* Given instruction:
Copy each line of the entries beneath that contains the word "services".

╭─ Extracted entries

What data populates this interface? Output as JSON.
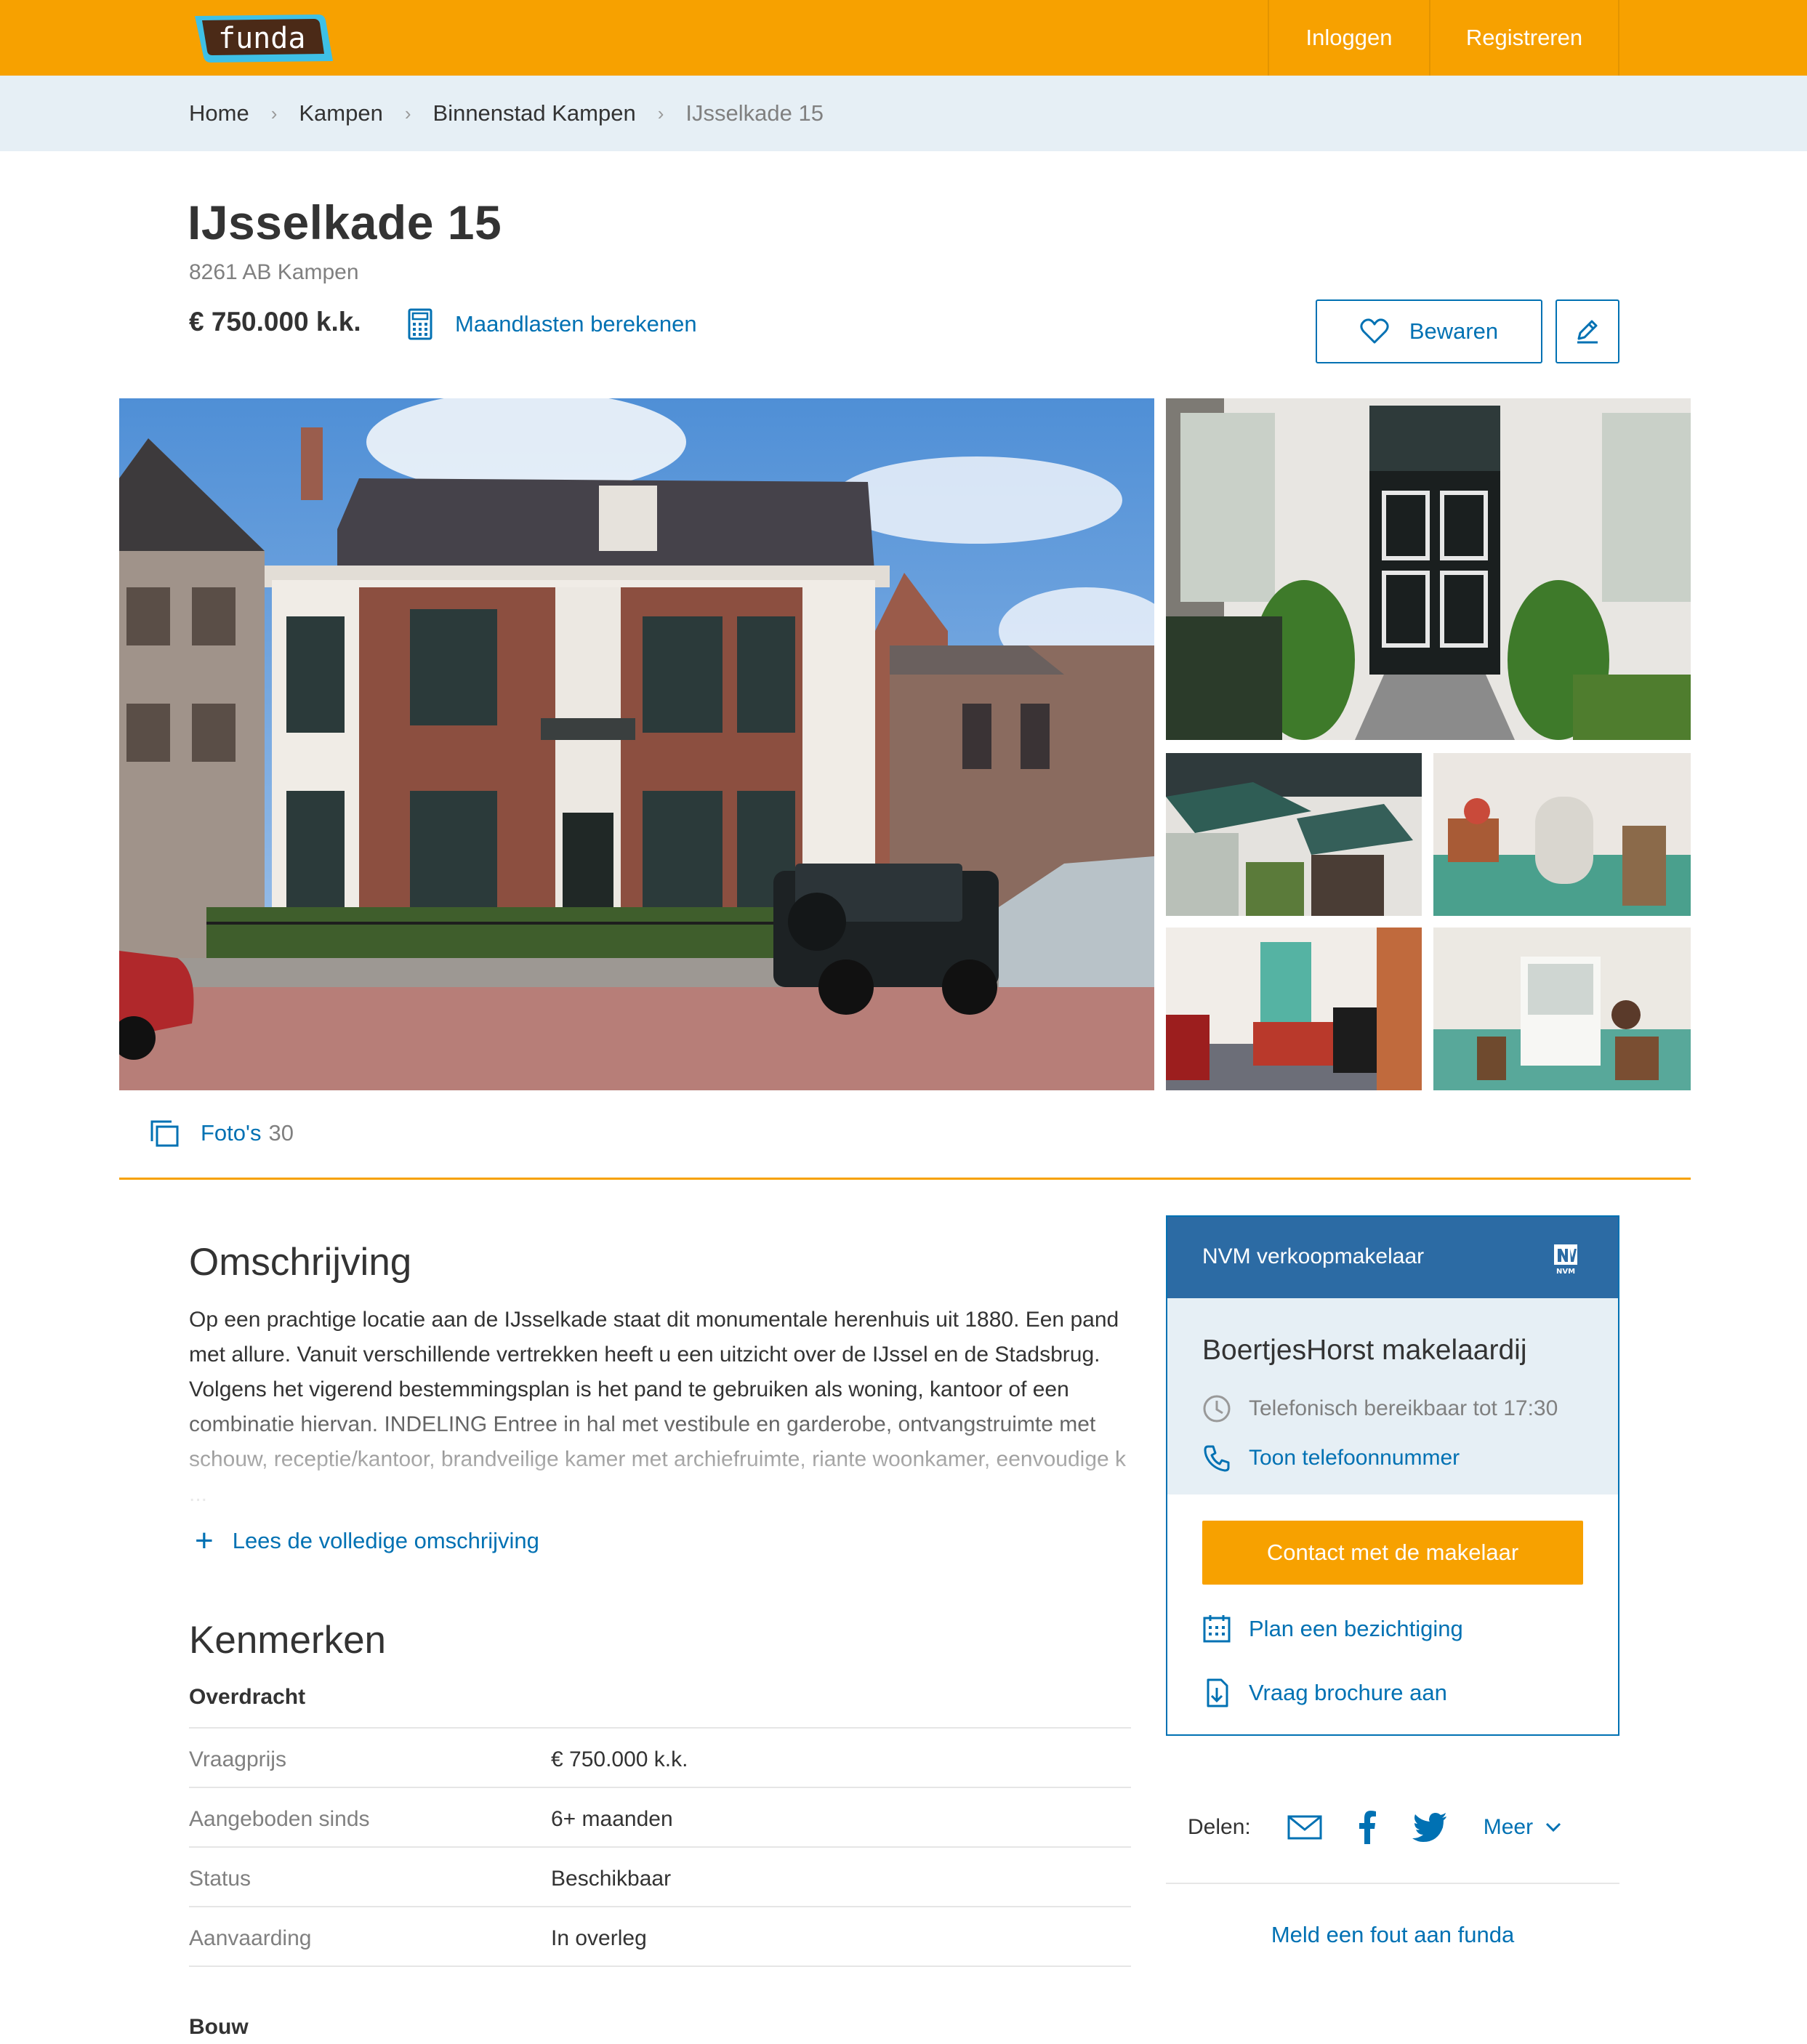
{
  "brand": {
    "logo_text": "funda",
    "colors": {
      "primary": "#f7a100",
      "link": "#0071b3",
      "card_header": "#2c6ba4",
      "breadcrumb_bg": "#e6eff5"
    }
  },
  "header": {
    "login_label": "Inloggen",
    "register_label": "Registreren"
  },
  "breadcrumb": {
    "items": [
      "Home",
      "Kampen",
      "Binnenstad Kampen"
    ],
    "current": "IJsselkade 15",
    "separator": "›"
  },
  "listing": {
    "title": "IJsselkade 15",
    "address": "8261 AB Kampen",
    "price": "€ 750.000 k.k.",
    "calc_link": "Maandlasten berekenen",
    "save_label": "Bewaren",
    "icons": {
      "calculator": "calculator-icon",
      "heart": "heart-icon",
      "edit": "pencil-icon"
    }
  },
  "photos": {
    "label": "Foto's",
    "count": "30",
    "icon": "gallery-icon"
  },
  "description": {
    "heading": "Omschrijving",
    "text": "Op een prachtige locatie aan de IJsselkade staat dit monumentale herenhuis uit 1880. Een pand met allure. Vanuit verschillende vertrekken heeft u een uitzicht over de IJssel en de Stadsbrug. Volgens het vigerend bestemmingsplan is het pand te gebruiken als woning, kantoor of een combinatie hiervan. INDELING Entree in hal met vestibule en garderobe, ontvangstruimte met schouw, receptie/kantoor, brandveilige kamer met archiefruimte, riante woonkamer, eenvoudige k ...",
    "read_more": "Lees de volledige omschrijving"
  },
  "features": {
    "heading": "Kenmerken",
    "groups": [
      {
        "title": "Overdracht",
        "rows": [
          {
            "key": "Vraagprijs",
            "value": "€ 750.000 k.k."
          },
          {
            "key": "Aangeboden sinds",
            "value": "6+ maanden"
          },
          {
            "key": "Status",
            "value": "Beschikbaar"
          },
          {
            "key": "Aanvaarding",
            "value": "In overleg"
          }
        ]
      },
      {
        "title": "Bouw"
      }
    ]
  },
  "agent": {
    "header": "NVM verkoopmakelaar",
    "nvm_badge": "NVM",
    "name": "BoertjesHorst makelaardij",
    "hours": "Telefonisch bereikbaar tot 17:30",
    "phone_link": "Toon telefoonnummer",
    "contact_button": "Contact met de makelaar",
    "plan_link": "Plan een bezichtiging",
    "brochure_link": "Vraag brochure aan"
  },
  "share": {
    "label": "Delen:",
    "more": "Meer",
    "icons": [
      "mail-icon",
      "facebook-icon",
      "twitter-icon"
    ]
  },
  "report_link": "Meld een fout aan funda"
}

╰─
╭─ Extracted entries

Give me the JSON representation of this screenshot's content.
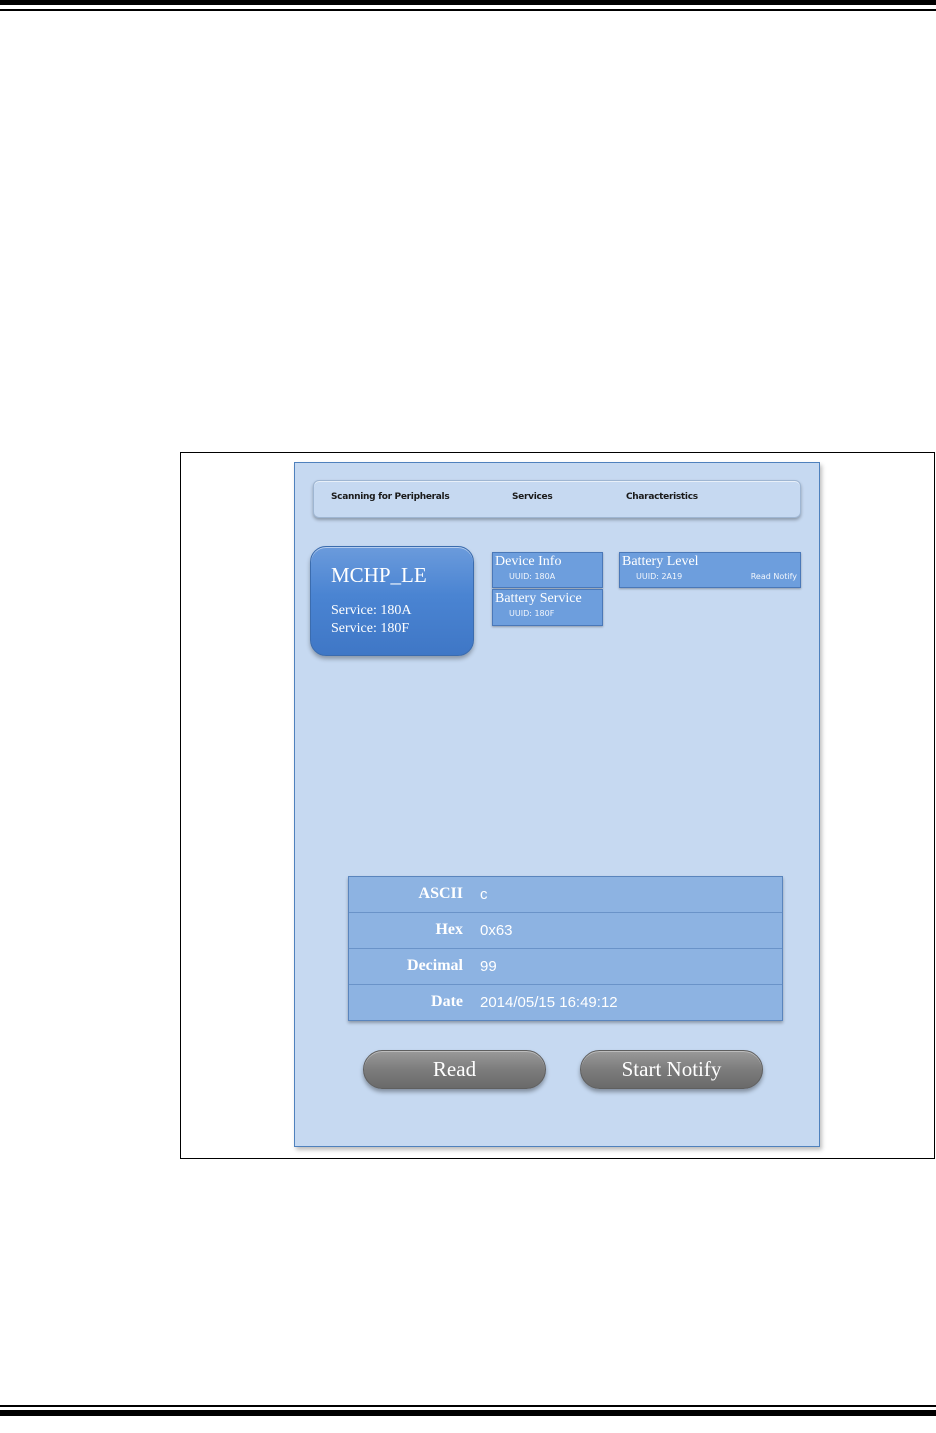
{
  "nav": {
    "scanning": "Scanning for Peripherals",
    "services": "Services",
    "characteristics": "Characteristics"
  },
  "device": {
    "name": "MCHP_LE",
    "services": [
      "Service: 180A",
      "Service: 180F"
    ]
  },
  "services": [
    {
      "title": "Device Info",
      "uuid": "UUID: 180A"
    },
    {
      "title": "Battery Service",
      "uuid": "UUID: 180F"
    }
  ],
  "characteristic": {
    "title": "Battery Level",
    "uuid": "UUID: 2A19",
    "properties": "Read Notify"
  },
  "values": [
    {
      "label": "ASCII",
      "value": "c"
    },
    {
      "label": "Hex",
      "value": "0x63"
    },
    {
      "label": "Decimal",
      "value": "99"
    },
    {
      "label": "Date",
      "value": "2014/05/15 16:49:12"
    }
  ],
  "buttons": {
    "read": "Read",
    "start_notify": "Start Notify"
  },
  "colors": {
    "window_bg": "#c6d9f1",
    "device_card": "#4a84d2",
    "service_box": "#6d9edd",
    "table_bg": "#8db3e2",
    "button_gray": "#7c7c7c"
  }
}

╰─

* Result below:
    "services": "Services",
    "services": [
  "services": [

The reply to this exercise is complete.